> **Job A**
Copy the entries from the line with "wire +5 stem to U1 pin7 (213, 154, 215, 291)" up to and including the line with "pin arrow U1.2 (181, 289, 189, 295)", keeping each line unchanged.

> **Provided text**
○ ○ ○ ○ ○ ○ ○

One of the big mysteries behind the Bear Stearns collapse was the huge bearish bets being placed right before its collapse. I don't work in the industry or have much knowledge about derivatives but it is interesting for an outside investor observing the situation. The latest speculation seems to be the view that these moves may constitute insider trading. Bloomberg has a good story covering various theories on the big option bets:

On March 11, the day the Federal Reserve attempted to shore up confidence in the credit markets with a $200 billion lending program that for the first time monetized Wall Street's devalued collateral, somebody else decided Bear Stearns Cos. was going to collapse.

In a gambit with such low odds of success that traders question its legitimacy, someone wagered $1.7 million that Bear Stearns shares would suffer an unprecedented decline within days. Options specialists are convinced that the buyer, or buyers, made a concerted effort to drive the fifth-biggest U.S. securities firm out of business and, in the process, reap a profit of more than $270 million.

○ ○ ○ ○ ○ ○ ○

> **Job B**
Repeat the passage on the Bear Stearns collapse word for word, from "On March 11, the" up to and including "than $270 million.".

Extracted entries:

○ ○ ○ ○ ○ ○ ○

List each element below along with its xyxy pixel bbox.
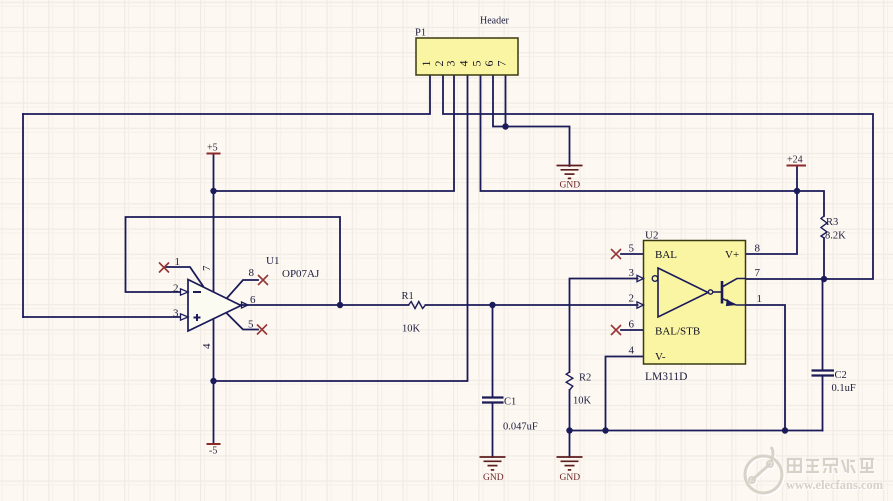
wire +5 stem to U1 pin7 (213, 154, 215, 291)
svg-text:BAL: BAL (655, 249, 677, 261)
svg-text:LM311D: LM311D (645, 371, 687, 383)
junction +5 node (210, 188, 216, 194)
wire left rail vertical (22, 114, 24, 317)
svg-text:GND: GND (483, 473, 504, 483)
svg-text:GND: GND (560, 181, 581, 191)
U1 plus sign (194, 314, 201, 321)
svg-text:P1: P1 (415, 28, 426, 39)
ground GND3 under C1 (480, 457, 506, 470)
svg-text:2: 2 (629, 293, 635, 305)
wire U1 pin1 stub (166, 267, 203, 286)
pin arrow U1.2 (181, 289, 189, 295)
watermark logo elecfans (746, 448, 783, 494)
wire U2 pin4 to bottom rail (606, 357, 644, 431)
svg-text:1: 1 (175, 256, 181, 268)
junction U2 pin1 rail (782, 427, 788, 433)
svg-text:8: 8 (755, 243, 761, 255)
wire +24 stem (796, 166, 798, 191)
svg-text:3: 3 (444, 61, 458, 67)
wire net P1.5 to R3 top / +24 (481, 75, 825, 216)
svg-text:10K: 10K (402, 324, 421, 335)
svg-text:0.047uF: 0.047uF (503, 422, 538, 433)
wire U1 pin4 to -5 bar (213, 320, 215, 444)
wire U1 feedback loop pin2 (126, 217, 341, 305)
wire U1 pin5 stub (226, 313, 258, 330)
resistor R1 10K (402, 291, 426, 335)
junction C1 tap (489, 302, 495, 308)
svg-text:5: 5 (629, 243, 635, 255)
svg-text:C2: C2 (835, 370, 847, 381)
connector P1 Header (415, 16, 518, 76)
svg-text:6: 6 (629, 319, 635, 331)
svg-text:4: 4 (629, 345, 635, 357)
svg-text:5: 5 (248, 319, 254, 331)
svg-text:GND: GND (560, 473, 581, 483)
U1 triangle body (188, 280, 241, 332)
U1 minus sign (193, 291, 201, 293)
P1 body (416, 38, 518, 75)
wire net P1.1 to left rail top (23, 75, 430, 114)
svg-text:V-: V- (655, 351, 666, 363)
svg-text:www.elecfans.com: www.elecfans.com (786, 478, 884, 492)
junction P1.6/7 (502, 123, 508, 129)
svg-text:8.2K: 8.2K (825, 231, 846, 242)
svg-text:8: 8 (249, 267, 255, 279)
capacitor C1 0.047uF (482, 397, 538, 433)
svg-text:R1: R1 (402, 291, 414, 302)
svg-text:7: 7 (201, 265, 213, 271)
junction U1 feedback on output (337, 302, 343, 308)
wire bottom rail (570, 430, 823, 432)
no-connect X U2.5 (611, 249, 621, 259)
wire U2 pin1 down to bottom rail (746, 305, 785, 431)
pin arrow U1.3 (181, 314, 189, 320)
wire C2 bottom to rail (822, 376, 824, 431)
wire net P1.6 (493, 75, 506, 127)
ground GND1 top (557, 166, 583, 179)
pin arrow U2.3 (637, 275, 644, 281)
comparator U2 LM311D (611, 230, 762, 384)
svg-text:1: 1 (757, 293, 763, 305)
wire U2 pin6 stub (621, 329, 644, 331)
wire C1 tap down (492, 305, 494, 397)
svg-text:U1: U1 (266, 255, 279, 267)
svg-text:4: 4 (457, 61, 471, 67)
wire U2 pin8 to +24 node (746, 191, 797, 254)
svg-text:R2: R2 (579, 373, 591, 384)
transistor inside U2 (713, 291, 721, 293)
pin arrow U1.6 output (242, 302, 249, 308)
svg-text:2: 2 (173, 283, 179, 295)
junction U2 pin4 rail (602, 427, 608, 433)
output bubble (708, 290, 712, 294)
svg-text:7: 7 (755, 267, 761, 279)
wire left rail to U1 pin3 (23, 316, 180, 318)
svg-text:6: 6 (250, 294, 256, 306)
wire signal U1 out to R1 (241, 304, 409, 306)
wire C1 bottom to GND3 (492, 403, 494, 458)
svg-text:BAL/STB: BAL/STB (655, 326, 700, 338)
pin arrow U2.2 (637, 302, 644, 308)
no-connect X U1.1 (159, 263, 169, 273)
svg-text:OP07AJ: OP07AJ (282, 268, 320, 280)
svg-text:1: 1 (419, 61, 433, 67)
resistor R3 8.2K (821, 216, 846, 242)
comparator triangle (658, 268, 708, 317)
wire P1.6/7 junction to GND1 (506, 127, 570, 167)
svg-text:Header: Header (480, 16, 510, 27)
svg-text:-5: -5 (209, 446, 217, 457)
junction R3 bottom / pin7 (821, 276, 827, 282)
svg-text:7: 7 (495, 61, 509, 67)
wire U1 pin8 stub (227, 280, 258, 298)
wire U2 pin5 stub (621, 253, 644, 255)
ground GND2 under R2 (557, 457, 583, 470)
wire U2 pin3 to R2 top (570, 279, 638, 373)
svg-text:10K: 10K (573, 396, 592, 407)
power +5 (207, 143, 221, 154)
svg-text:3: 3 (629, 267, 635, 279)
watermark text blocks (786, 459, 885, 493)
wire net P1.2 to U2 pin7 (right loop) (443, 75, 873, 279)
svg-text:0.1uF: 0.1uF (832, 383, 856, 394)
svg-text:+24: +24 (787, 155, 803, 166)
wire C2 top to pin7 net (822, 279, 824, 370)
junction R2 bottom rail (566, 427, 572, 433)
capacitor C2 0.1uF (812, 370, 856, 394)
svg-text:R3: R3 (826, 217, 838, 228)
resistor R2 10K (566, 372, 591, 407)
svg-text:3: 3 (173, 308, 179, 320)
U2 body (644, 241, 746, 365)
inverting bubble input (652, 276, 658, 282)
wire net P1.3 to +5 node (214, 75, 455, 191)
no-connect X U2.6 (611, 325, 621, 335)
svg-text:4: 4 (201, 343, 213, 349)
power -5 (207, 444, 221, 457)
junction +24 node (794, 188, 800, 194)
wire R1 to U2 pin2 (426, 304, 638, 306)
wire net P1.7 (505, 75, 507, 127)
no-connect X U1.5 (257, 325, 267, 335)
wire R3 bottom to pin7 net (823, 238, 825, 279)
svg-text:V+: V+ (725, 249, 739, 261)
junction -5 node (210, 378, 216, 384)
svg-text:+5: +5 (207, 143, 218, 154)
wire R2 bottom to GND2 (569, 390, 571, 457)
no-connect X U1.8 (258, 275, 268, 285)
svg-text:C1: C1 (504, 397, 516, 408)
power +24 (787, 155, 807, 166)
op-amp U1 OP07AJ (159, 255, 320, 349)
svg-text:U2: U2 (645, 230, 658, 242)
wire net P1.4 to -5 node (214, 75, 468, 381)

○ ○ ○ ○ ○ ○ ○

> **Exercise response A**
wire +5 stem to U1 pin7 (213, 154, 215, 291)
svg-text:BAL: BAL (655, 249, 677, 261)
svg-text:LM311D: LM311D (645, 371, 687, 383)
junction +5 node (210, 188, 216, 194)
wire left rail vertical (22, 114, 24, 317)
svg-text:GND: GND (483, 473, 504, 483)
svg-text:GND: GND (560, 181, 581, 191)
U1 plus sign (194, 314, 201, 321)
svg-text:P1: P1 (415, 28, 426, 39)
ground GND3 under C1 (480, 457, 506, 470)
svg-text:2: 2 (629, 293, 635, 305)
wire U1 pin1 stub (166, 267, 203, 286)
pin arrow U1.2 (181, 289, 189, 295)

> **Exercise response B**
On March 11, the day the Federal Reserve attempted to shore up confidence in the credit markets with a $200 billion lending program that for the first time monetized Wall Street's devalued collateral, somebody else decided Bear Stearns Cos. was going to collapse.

In a gambit with such low odds of success that traders question its legitimacy, someone wagered $1.7 million that Bear Stearns shares would suffer an unprecedented decline within days. Options specialists are convinced that the buyer, or buyers, made a concerted effort to drive the fifth-biggest U.S. securities firm out of business and, in the process, reap a profit of more than $270 million.